** start of EXERCISE MATERIAL **

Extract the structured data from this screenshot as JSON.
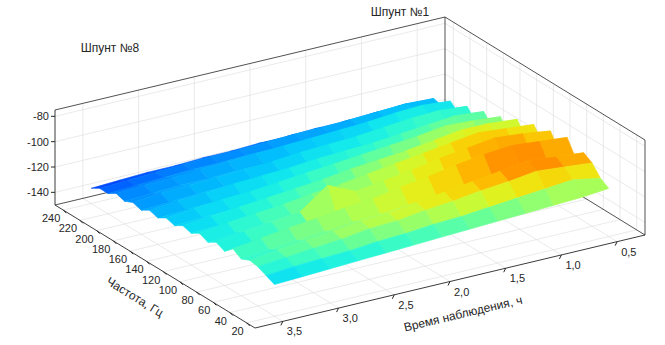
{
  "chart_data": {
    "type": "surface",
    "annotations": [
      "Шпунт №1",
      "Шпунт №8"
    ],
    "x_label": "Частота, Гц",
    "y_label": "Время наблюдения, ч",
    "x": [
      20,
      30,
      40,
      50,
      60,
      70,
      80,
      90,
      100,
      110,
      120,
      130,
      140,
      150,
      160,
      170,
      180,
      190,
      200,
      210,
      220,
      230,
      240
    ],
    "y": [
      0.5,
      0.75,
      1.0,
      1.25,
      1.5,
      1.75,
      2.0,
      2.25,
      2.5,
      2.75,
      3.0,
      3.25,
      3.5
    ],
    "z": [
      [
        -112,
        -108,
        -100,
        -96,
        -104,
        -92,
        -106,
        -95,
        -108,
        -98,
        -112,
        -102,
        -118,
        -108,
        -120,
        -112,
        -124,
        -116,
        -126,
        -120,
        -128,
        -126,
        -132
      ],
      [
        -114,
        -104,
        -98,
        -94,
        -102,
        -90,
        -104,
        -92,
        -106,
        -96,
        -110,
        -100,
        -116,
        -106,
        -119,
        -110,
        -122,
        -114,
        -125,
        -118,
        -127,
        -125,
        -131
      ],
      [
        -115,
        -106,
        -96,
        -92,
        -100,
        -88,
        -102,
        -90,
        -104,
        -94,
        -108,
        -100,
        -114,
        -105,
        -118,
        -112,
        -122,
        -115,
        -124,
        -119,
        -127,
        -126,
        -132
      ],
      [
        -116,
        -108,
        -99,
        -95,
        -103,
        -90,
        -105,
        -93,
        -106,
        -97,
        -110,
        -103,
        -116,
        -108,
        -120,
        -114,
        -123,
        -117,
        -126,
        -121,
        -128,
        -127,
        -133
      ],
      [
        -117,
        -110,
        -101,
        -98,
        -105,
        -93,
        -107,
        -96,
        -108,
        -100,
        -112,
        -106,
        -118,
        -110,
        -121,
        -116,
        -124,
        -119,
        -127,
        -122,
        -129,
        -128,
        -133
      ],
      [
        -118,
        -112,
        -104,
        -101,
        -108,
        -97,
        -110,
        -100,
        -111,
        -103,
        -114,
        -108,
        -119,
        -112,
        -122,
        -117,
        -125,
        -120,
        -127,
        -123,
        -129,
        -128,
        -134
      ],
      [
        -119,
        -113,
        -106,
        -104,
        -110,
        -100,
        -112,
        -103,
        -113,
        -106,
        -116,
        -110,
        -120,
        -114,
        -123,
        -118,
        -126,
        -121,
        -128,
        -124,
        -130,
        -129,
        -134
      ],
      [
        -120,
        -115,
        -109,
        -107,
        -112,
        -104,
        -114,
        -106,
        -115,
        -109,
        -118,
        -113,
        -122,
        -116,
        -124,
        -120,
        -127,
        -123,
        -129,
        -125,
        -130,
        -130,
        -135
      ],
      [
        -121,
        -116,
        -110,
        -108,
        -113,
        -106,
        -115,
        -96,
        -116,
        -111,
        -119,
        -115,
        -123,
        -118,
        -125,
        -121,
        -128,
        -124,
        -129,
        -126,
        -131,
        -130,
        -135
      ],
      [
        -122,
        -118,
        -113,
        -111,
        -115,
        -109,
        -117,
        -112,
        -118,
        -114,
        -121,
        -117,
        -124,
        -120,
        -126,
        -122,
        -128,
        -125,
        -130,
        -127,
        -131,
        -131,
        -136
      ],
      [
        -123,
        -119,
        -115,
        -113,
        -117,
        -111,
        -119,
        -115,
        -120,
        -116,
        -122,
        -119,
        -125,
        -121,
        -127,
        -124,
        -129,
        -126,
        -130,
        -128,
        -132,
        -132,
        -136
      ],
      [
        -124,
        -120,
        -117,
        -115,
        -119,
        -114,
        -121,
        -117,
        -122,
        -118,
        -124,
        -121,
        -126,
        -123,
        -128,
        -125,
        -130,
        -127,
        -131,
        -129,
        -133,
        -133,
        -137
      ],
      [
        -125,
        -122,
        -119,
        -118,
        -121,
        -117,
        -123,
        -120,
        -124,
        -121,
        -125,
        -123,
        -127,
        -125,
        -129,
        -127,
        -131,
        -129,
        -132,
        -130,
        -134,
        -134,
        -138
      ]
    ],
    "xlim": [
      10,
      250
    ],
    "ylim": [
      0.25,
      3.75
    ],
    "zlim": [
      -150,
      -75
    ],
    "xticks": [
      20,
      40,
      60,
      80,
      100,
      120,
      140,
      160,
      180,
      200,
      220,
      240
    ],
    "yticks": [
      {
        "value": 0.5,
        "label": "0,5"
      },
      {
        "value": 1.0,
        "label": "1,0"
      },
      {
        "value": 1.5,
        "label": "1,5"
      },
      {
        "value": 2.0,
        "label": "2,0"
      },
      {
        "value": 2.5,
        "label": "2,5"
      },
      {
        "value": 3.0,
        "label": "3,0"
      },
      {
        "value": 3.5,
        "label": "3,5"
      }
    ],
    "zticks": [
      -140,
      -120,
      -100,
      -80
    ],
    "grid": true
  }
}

** end of EXERCISE MATERIAL **
** start of EXERCISE MATERIAL **

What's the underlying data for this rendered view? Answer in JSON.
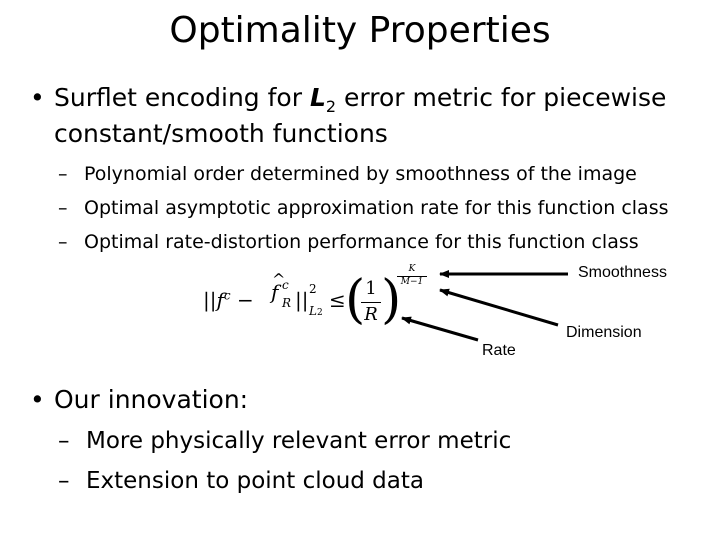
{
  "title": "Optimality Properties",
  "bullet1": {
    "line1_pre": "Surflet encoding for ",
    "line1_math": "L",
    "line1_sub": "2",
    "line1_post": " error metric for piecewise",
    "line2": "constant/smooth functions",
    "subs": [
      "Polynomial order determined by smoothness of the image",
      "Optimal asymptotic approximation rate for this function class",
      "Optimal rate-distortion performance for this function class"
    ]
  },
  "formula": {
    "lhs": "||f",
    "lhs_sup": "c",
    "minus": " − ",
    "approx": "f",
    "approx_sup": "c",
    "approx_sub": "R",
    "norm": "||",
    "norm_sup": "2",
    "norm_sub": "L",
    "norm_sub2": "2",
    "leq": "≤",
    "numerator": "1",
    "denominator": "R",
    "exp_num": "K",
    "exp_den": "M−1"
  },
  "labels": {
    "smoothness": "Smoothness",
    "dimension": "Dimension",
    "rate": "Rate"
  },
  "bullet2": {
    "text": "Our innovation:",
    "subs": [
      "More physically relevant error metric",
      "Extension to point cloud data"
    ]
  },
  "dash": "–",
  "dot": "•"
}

** end of EXERCISE MATERIAL **
** start of EXERCISE MATERIAL **

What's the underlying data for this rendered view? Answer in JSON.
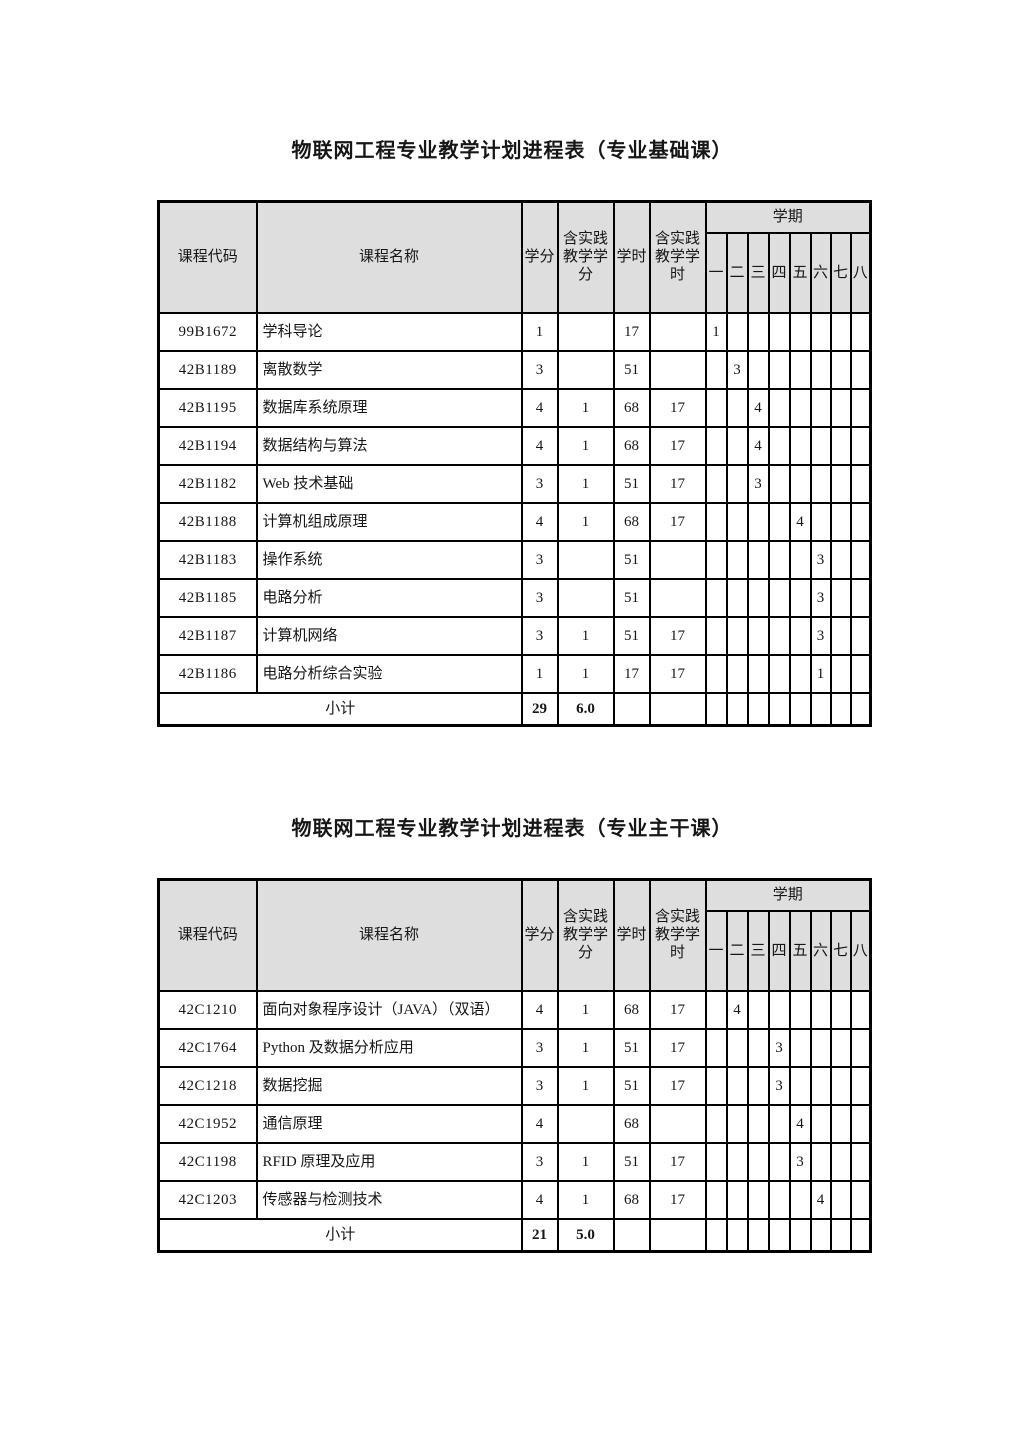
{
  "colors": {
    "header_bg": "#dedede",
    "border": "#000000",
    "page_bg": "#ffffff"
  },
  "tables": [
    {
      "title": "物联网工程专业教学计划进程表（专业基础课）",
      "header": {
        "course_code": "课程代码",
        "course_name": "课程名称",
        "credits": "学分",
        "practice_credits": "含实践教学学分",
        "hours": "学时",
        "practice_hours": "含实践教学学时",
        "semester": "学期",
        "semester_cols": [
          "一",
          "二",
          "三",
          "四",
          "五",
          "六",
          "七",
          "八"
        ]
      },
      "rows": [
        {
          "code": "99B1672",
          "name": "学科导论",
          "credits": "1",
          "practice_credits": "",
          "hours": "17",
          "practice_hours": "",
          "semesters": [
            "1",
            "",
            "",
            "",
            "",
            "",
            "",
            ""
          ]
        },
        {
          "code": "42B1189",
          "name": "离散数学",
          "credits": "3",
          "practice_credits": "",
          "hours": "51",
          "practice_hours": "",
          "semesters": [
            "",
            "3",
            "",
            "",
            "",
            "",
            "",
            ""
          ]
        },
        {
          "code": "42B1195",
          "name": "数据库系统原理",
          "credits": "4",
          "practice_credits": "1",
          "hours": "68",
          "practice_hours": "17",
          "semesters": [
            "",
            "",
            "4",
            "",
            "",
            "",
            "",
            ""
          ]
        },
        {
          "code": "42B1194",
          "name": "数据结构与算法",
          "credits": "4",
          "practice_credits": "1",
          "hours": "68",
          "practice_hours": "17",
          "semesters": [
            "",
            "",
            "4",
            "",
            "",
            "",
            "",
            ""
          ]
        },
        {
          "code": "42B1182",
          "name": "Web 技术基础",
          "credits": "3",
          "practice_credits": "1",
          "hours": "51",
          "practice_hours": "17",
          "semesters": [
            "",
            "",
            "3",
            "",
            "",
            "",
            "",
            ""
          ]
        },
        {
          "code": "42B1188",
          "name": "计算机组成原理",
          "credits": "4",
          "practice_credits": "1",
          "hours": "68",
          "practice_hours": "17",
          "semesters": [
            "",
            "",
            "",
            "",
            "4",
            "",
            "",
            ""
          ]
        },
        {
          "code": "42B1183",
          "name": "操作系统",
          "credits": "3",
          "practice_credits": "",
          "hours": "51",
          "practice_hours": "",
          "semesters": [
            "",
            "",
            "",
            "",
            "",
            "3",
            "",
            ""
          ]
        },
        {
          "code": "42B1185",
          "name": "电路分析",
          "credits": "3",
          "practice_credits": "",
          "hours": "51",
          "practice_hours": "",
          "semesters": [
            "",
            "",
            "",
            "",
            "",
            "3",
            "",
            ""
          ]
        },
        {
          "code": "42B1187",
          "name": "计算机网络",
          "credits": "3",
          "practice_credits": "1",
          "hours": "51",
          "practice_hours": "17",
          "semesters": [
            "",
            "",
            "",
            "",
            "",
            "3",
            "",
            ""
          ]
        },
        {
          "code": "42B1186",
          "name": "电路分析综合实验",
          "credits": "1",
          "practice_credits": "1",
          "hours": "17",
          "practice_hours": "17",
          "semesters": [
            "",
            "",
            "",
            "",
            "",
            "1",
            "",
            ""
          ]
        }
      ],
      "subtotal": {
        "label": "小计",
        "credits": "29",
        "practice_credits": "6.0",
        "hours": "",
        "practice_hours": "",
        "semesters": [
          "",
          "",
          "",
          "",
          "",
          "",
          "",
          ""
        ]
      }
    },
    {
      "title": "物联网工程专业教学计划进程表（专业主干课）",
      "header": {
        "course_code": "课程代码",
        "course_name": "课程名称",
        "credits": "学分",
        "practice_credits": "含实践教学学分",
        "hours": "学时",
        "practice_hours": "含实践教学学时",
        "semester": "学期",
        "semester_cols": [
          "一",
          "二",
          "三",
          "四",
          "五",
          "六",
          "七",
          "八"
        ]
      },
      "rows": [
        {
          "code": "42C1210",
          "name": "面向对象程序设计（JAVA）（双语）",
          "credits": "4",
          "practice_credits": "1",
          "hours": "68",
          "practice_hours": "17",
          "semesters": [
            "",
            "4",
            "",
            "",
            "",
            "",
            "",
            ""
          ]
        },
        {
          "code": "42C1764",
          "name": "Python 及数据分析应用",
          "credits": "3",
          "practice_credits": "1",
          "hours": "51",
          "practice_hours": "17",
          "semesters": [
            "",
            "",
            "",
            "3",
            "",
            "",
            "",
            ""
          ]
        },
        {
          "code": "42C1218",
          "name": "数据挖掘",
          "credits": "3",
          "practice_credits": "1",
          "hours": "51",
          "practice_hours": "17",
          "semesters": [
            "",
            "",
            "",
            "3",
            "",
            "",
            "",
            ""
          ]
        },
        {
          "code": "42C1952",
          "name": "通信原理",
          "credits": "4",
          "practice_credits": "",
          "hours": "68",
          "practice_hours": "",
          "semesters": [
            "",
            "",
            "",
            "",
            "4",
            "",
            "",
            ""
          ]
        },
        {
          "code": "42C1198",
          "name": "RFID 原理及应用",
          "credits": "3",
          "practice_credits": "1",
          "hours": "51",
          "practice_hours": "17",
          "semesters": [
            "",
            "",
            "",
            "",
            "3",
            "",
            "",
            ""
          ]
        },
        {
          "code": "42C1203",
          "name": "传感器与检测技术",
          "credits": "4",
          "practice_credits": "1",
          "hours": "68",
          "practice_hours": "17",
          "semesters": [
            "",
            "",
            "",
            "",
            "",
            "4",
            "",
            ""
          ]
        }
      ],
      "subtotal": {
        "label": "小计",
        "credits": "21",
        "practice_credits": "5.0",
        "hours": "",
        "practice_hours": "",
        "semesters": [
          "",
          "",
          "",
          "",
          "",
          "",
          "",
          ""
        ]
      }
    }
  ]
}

** end of EXERCISE MATERIAL **

PROBLEM TO WORK ON: Select every line where the word "class" occurs.

WRITTEN RESPONSE:
      "Optimal asymptotic approximation rate for this function class",
      "Optimal rate-distortion performance for this function class"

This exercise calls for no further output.